### Supplied data
________
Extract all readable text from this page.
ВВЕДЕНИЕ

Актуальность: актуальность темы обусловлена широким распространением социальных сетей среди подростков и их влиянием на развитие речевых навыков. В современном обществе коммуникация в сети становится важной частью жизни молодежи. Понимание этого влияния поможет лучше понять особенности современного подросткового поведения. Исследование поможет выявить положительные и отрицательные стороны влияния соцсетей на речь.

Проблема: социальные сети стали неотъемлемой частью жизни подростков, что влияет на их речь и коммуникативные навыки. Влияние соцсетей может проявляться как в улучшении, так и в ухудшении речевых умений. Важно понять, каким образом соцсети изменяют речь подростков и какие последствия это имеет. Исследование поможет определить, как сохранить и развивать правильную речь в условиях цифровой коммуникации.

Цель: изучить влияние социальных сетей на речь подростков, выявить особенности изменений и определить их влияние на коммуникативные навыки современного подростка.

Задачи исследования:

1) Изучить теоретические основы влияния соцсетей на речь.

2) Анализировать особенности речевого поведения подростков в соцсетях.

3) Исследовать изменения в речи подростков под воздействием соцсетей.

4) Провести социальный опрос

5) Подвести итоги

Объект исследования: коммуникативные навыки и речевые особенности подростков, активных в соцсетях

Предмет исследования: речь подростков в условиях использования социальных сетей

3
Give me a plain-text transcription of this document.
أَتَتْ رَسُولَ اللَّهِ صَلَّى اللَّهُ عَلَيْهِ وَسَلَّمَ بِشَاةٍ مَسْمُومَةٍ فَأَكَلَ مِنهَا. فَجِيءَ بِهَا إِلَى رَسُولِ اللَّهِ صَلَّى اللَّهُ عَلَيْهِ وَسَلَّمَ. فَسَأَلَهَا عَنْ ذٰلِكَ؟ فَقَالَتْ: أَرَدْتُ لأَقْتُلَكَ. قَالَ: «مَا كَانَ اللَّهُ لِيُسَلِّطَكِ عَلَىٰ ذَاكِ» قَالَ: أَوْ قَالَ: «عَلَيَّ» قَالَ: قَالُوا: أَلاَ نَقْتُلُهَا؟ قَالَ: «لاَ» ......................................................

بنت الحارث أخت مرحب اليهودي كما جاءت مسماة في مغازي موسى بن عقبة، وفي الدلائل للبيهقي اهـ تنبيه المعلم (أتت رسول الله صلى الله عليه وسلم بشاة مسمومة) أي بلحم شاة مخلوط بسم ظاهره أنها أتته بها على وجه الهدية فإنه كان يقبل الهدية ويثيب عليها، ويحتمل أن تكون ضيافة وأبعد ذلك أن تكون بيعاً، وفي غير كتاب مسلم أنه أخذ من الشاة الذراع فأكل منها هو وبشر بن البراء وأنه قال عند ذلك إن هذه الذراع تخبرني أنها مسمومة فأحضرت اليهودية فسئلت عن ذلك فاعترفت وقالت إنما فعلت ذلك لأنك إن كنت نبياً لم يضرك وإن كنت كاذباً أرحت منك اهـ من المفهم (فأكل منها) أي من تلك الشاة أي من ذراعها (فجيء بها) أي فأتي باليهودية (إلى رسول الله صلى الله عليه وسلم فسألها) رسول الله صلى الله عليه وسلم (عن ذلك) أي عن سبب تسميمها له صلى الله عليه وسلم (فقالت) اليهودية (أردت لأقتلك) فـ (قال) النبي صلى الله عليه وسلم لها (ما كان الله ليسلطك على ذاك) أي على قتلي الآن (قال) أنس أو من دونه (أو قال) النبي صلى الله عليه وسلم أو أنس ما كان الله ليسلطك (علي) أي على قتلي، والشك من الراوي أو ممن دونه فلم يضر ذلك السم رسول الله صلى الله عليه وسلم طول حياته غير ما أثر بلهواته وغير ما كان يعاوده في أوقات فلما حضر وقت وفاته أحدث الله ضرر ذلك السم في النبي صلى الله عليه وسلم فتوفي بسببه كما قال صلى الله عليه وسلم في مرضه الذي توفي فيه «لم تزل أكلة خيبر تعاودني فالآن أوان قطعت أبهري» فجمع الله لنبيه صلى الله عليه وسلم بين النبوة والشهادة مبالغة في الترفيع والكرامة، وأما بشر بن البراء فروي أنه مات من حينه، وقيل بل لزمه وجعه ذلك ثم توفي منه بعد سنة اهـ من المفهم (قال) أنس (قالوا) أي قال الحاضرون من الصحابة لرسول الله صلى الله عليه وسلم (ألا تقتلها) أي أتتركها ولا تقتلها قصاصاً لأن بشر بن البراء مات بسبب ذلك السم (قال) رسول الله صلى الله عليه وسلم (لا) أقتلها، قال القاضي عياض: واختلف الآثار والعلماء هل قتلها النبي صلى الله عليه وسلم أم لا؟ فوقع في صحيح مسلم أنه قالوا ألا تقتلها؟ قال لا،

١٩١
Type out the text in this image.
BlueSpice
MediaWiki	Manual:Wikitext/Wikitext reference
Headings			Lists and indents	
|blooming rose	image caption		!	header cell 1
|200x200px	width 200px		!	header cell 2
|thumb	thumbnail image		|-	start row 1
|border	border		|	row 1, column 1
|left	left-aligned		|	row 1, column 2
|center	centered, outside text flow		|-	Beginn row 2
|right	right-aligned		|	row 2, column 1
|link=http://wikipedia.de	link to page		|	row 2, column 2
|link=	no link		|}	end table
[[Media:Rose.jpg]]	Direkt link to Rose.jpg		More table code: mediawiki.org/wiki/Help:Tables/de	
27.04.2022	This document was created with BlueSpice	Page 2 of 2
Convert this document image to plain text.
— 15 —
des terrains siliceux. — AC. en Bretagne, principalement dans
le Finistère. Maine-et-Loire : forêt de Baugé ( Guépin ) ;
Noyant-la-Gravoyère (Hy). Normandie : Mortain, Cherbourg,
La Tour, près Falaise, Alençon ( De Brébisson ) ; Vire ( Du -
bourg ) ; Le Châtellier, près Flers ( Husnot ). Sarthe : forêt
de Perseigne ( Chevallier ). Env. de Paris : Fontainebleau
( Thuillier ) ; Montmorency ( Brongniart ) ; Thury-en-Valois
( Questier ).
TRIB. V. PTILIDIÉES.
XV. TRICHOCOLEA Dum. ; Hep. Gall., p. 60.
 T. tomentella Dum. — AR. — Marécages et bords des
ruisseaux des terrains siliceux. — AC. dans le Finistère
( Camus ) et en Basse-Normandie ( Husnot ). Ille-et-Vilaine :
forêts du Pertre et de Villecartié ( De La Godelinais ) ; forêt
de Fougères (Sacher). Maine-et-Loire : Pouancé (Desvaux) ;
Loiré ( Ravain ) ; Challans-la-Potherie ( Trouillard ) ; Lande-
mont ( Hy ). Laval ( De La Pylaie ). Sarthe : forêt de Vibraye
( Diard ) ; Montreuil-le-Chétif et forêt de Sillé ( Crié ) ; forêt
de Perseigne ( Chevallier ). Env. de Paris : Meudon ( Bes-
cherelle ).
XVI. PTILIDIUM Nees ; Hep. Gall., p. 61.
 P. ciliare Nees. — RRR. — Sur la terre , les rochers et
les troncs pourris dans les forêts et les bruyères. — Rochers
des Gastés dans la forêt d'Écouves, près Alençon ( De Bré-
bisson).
________
### What the task requires
Filter out every line that lacks the word "Nees", and copy the rest.

### Solution to the exercise
XVI. PTILIDIUM Nees ; Hep. Gall., p. 61.
 P. ciliare Nees. — RRR. — Sur la terre , les rochers et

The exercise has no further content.